**WORK TO BE COMPLETED**
Could you repeat exactly the lines below, from the line containing "Extract the structured" through the last one, both included, while leaving out any pictures?

**Records from a dataset**
____

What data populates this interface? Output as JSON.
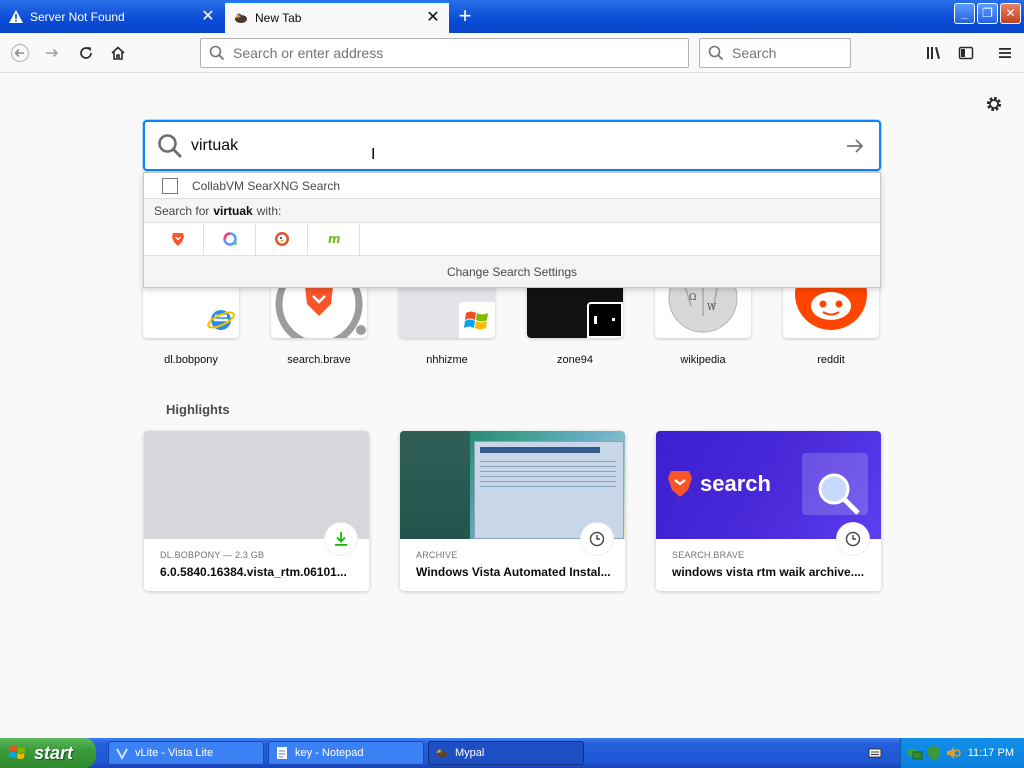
{
  "browser": {
    "tabs": [
      {
        "label": "Server Not Found",
        "icon": "warning-icon",
        "active": false
      },
      {
        "label": "New Tab",
        "icon": "mypal-icon",
        "active": true
      }
    ],
    "new_tab_symbol": "+",
    "address_placeholder": "Search or enter address",
    "search_placeholder": "Search"
  },
  "newtab": {
    "search_value": "virtuak",
    "dropdown": {
      "suggestion": "CollabVM SearXNG Search",
      "search_for_prefix": "Search for",
      "search_for_term": "virtuak",
      "search_for_suffix": "with:",
      "engines": [
        "brave-icon",
        "qwant-icon",
        "duckduckgo-icon",
        "mojeek-icon"
      ],
      "settings": "Change Search Settings"
    },
    "top_sites": [
      {
        "name": "dl.bobpony",
        "icon": "ie-icon"
      },
      {
        "name": "search.brave",
        "icon": "brave-icon"
      },
      {
        "name": "nhhizme",
        "icon": "windows-icon"
      },
      {
        "name": "zone94",
        "icon": "zone-icon"
      },
      {
        "name": "wikipedia",
        "icon": "wikipedia-icon"
      },
      {
        "name": "reddit",
        "icon": "reddit-icon"
      }
    ],
    "highlights_title": "Highlights",
    "highlights": [
      {
        "context": "DL.BOBPONY — 2.3 GB",
        "title": "6.0.5840.16384.vista_rtm.06101...",
        "badge": "download-icon"
      },
      {
        "context": "ARCHIVE",
        "title": "Windows Vista Automated Instal...",
        "badge": "clock-icon"
      },
      {
        "context": "SEARCH.BRAVE",
        "title": "windows vista rtm waik archive....",
        "badge": "clock-icon",
        "banner_text": "search"
      }
    ]
  },
  "taskbar": {
    "start_label": "start",
    "tasks": [
      {
        "label": "vLite - Vista Lite",
        "active": false
      },
      {
        "label": "key - Notepad",
        "active": false
      },
      {
        "label": "Mypal",
        "active": true
      }
    ],
    "clock": "11:17 PM"
  },
  "colors": {
    "accent": "#0a84ff",
    "titlebar": "#0a4cd6",
    "brave": "#fb542b",
    "reddit": "#ff4500",
    "download": "#12bc00"
  }
}
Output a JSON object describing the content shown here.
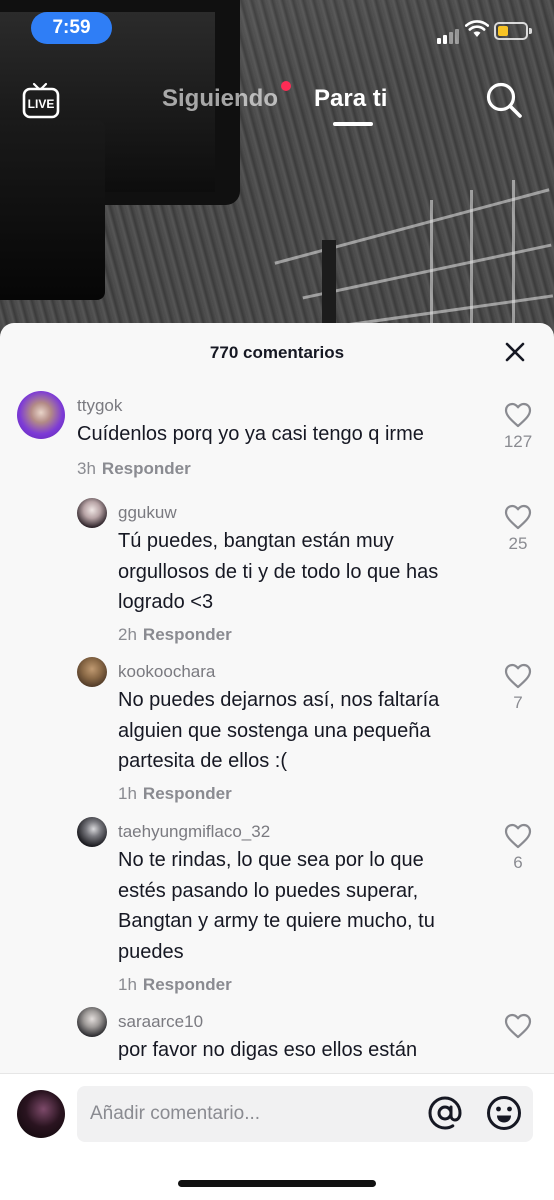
{
  "status_bar": {
    "time": "7:59",
    "battery_color": "#f7c325"
  },
  "top_nav": {
    "live_label": "LIVE",
    "tab_following": "Siguiendo",
    "tab_for_you": "Para ti",
    "active_tab": "Para ti"
  },
  "comments_panel": {
    "title": "770 comentarios",
    "comments": [
      {
        "username": "ttygok",
        "text": "Cuídenlos porq yo ya casi tengo q irme",
        "time": "3h",
        "reply_label": "Responder",
        "likes": "127"
      },
      {
        "username": "ggukuw",
        "text_lines": [
          "Tú puedes, bangtan están muy",
          "orgullosos de ti y de todo lo que has",
          "logrado <3"
        ],
        "time": "2h",
        "reply_label": "Responder",
        "likes": "25"
      },
      {
        "username": "kookoochara",
        "text_lines": [
          "No puedes dejarnos así, nos faltaría",
          "alguien que sostenga una pequeña",
          "partesita de ellos :("
        ],
        "time": "1h",
        "reply_label": "Responder",
        "likes": "7"
      },
      {
        "username": "taehyungmiflaco_32",
        "text_lines": [
          "No te rindas, lo que sea por lo que",
          "estés pasando lo puedes superar,",
          "Bangtan y army te quiere mucho, tu",
          "puedes"
        ],
        "time": "1h",
        "reply_label": "Responder",
        "likes": "6"
      },
      {
        "username": "saraarce10",
        "text_lines": [
          "por favor no digas eso ellos están"
        ]
      }
    ]
  },
  "input_bar": {
    "placeholder": "Añadir comentario..."
  },
  "colors": {
    "accent_red": "#fe2c55",
    "time_pill": "#2f7ef6",
    "sheet_bg": "#f8f8f8"
  }
}
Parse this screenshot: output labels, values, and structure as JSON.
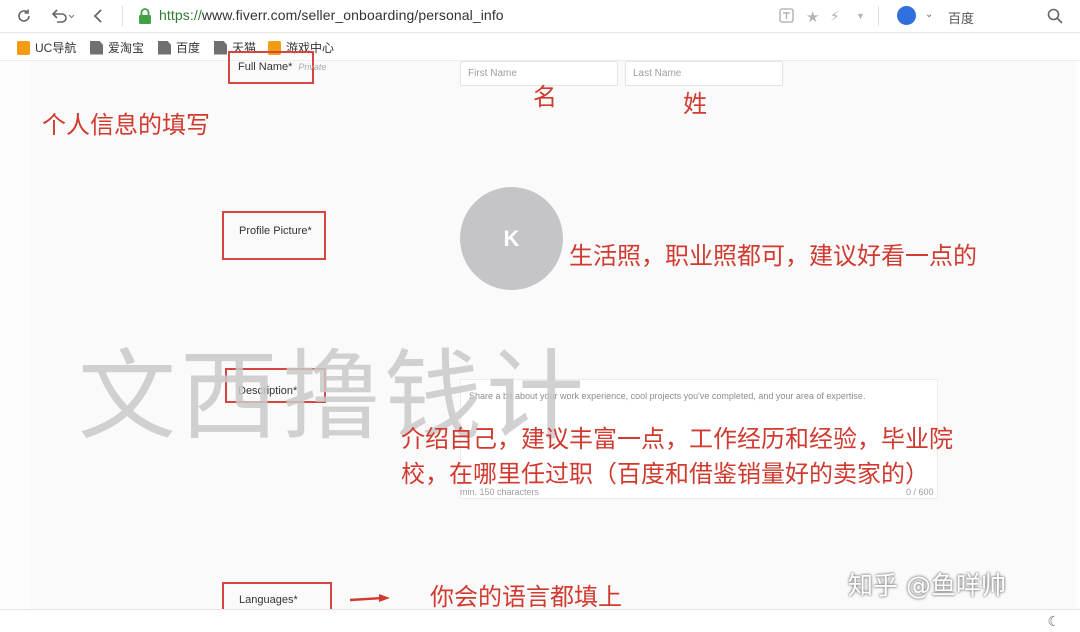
{
  "browser": {
    "url_protocol": "https://",
    "url_rest": "www.fiverr.com/seller_onboarding/personal_info",
    "search_engine": "百度",
    "bookmarks": [
      "UC导航",
      "爱淘宝",
      "百度",
      "天猫",
      "游戏中心"
    ]
  },
  "form": {
    "full_name_label": "Full Name*",
    "full_name_private": "Private",
    "first_name_placeholder": "First Name",
    "last_name_placeholder": "Last Name",
    "profile_picture_label": "Profile Picture*",
    "avatar_initial": "K",
    "description_label": "Description*",
    "description_placeholder": "Share a bit about your work experience, cool projects you've completed, and your area of expertise.",
    "description_min": "min. 150 characters",
    "description_count": "0 / 600",
    "languages_label": "Languages*"
  },
  "annotations": {
    "personal_info": "个人信息的填写",
    "first_name": "名",
    "last_name": "姓",
    "photo": "生活照，职业照都可，建议好看一点的",
    "description_line1": "介绍自己，建议丰富一点，工作经历和经验，毕业院",
    "description_line2": "校，在哪里任过职（百度和借鉴销量好的卖家的）",
    "languages": "你会的语言都填上"
  },
  "watermark": "文西撸钱计",
  "credit": "知乎 @鱼咩帅",
  "colors": {
    "annotation_red": "#d03a2f",
    "box_red": "#d64541",
    "avatar_gray": "#c5c5c7"
  }
}
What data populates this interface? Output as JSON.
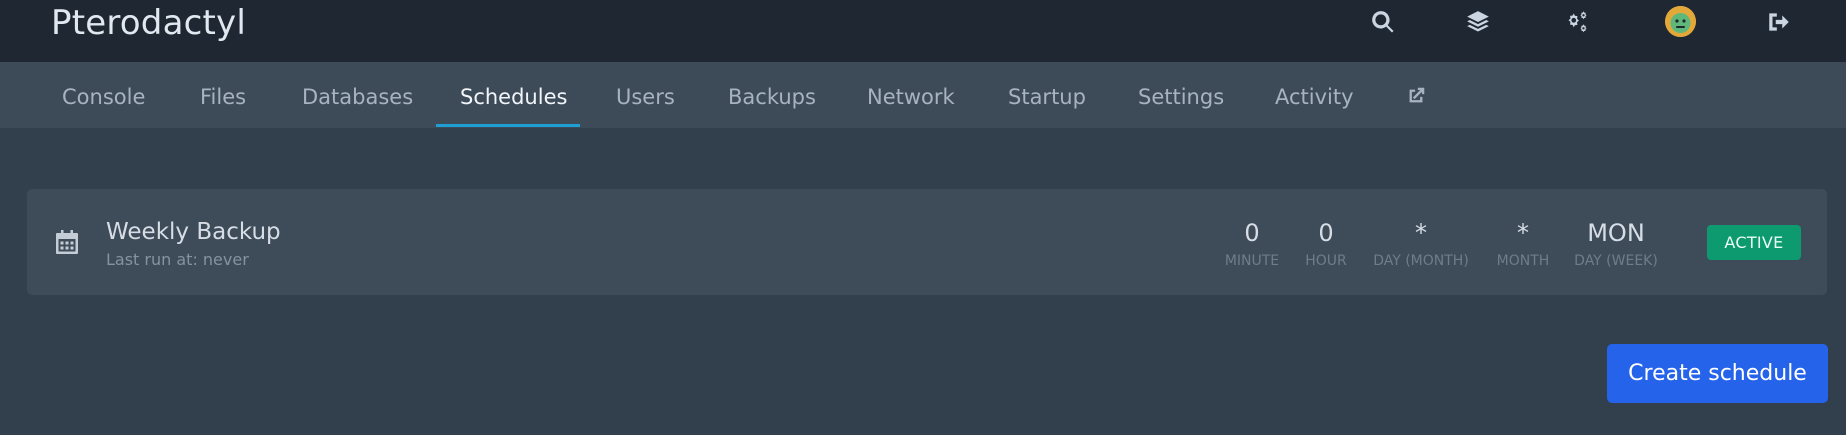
{
  "header": {
    "brand": "Pterodactyl",
    "icons": [
      "search-icon",
      "layers-icon",
      "cogs-icon",
      "avatar",
      "sign-out-icon"
    ]
  },
  "nav": {
    "tabs": [
      {
        "label": "Console"
      },
      {
        "label": "Files"
      },
      {
        "label": "Databases"
      },
      {
        "label": "Schedules",
        "active": true
      },
      {
        "label": "Users"
      },
      {
        "label": "Backups"
      },
      {
        "label": "Network"
      },
      {
        "label": "Startup"
      },
      {
        "label": "Settings"
      },
      {
        "label": "Activity"
      }
    ],
    "external_icon": "external-link-icon"
  },
  "schedule": {
    "name": "Weekly Backup",
    "last_run": "Last run at: never",
    "icon": "calendar-icon",
    "cron": [
      {
        "value": "0",
        "label": "MINUTE"
      },
      {
        "value": "0",
        "label": "HOUR"
      },
      {
        "value": "*",
        "label": "DAY (MONTH)"
      },
      {
        "value": "*",
        "label": "MONTH"
      },
      {
        "value": "MON",
        "label": "DAY (WEEK)"
      }
    ],
    "status": "ACTIVE"
  },
  "actions": {
    "create_label": "Create schedule"
  },
  "colors": {
    "header_bg": "#1f2732",
    "nav_bg": "#3d4b59",
    "page_bg": "#323f4d",
    "accent": "#1e9fd4",
    "status_active": "#0c9a6e",
    "primary_button": "#2563eb"
  }
}
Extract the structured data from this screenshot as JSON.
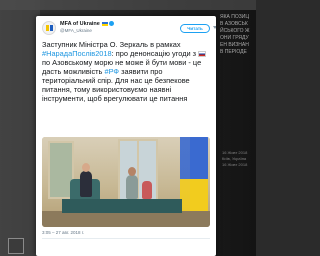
{
  "background": {
    "side_text": [
      "ЯКА ПОЗИЦ",
      "В АЗОВСЬК",
      "ЙСЬКОГО Ж",
      "ОНИ ГРЯДУ",
      "ЕН ВИЗНАН",
      "В ПЕРІОДЕ"
    ],
    "side_lower": [
      "16 Жовт 2018",
      "Київ, Україна",
      "16 Жовт 2018"
    ]
  },
  "tweet": {
    "account_name": "MFA of Ukraine",
    "handle": "@MFA_Ukraine",
    "follow_label": "Читать",
    "text_1": "Заступник Міністра О. Зеркаль в рамках",
    "hashtag_1": "#НарадаПослів2018",
    "text_2": ": про денонсацію угоди з ",
    "text_3": " по Азовському морю не може й бути мови - це дасть можливість ",
    "hashtag_2": "#РФ",
    "text_4": " заявити про територіальний спір. Для нас це безпекове питання, тому використовуємо наявні інструменти, щоб врегулювати це питання",
    "timestamp": "3:05 – 27 авг. 2018 г."
  },
  "colors": {
    "link": "#1b95e0",
    "follow_accent": "#1da1f2",
    "ua_blue": "#2a6fd6",
    "ua_yellow": "#ffd500"
  },
  "icons": {
    "flag": "ukraine-flag-icon",
    "verified": "verified-badge-icon",
    "caret": "chevron-down-icon",
    "inline_flag": "russia-flag-icon"
  }
}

____

**THE RESPONSE**
Extract the structured data from this screenshot as JSON.
{
  "background": {
    "side_text": [
      "ЯКА ПОЗИЦ",
      "В АЗОВСЬК",
      "ЙСЬКОГО Ж",
      "ОНИ ГРЯДУ",
      "ЕН ВИЗНАН",
      "В ПЕРІОДЕ"
    ],
    "side_lower": [
      "16 Жовт 2018",
      "Київ, Україна",
      "16 Жовт 2018"
    ]
  },
  "tweet": {
    "account_name": "MFA of Ukraine",
    "handle": "@MFA_Ukraine",
    "follow_label": "Читать",
    "text_1": "Заступник Міністра О. Зеркаль в рамках",
    "hashtag_1": "#НарадаПослів2018",
    "text_2": ": про денонсацію угоди з ",
    "text_3": " по Азовському морю не може й бути мови - це дасть можливість ",
    "hashtag_2": "#РФ",
    "text_4": " заявити про територіальний спір. Для нас це безпекове питання, тому використовуємо наявні інструменти, щоб врегулювати це питання",
    "timestamp": "3:05 – 27 авг. 2018 г."
  },
  "colors": {
    "link": "#1b95e0",
    "follow_accent": "#1da1f2",
    "ua_blue": "#2a6fd6",
    "ua_yellow": "#ffd500"
  },
  "icons": {
    "flag": "ukraine-flag-icon",
    "verified": "verified-badge-icon",
    "caret": "chevron-down-icon",
    "inline_flag": "russia-flag-icon"
  }
}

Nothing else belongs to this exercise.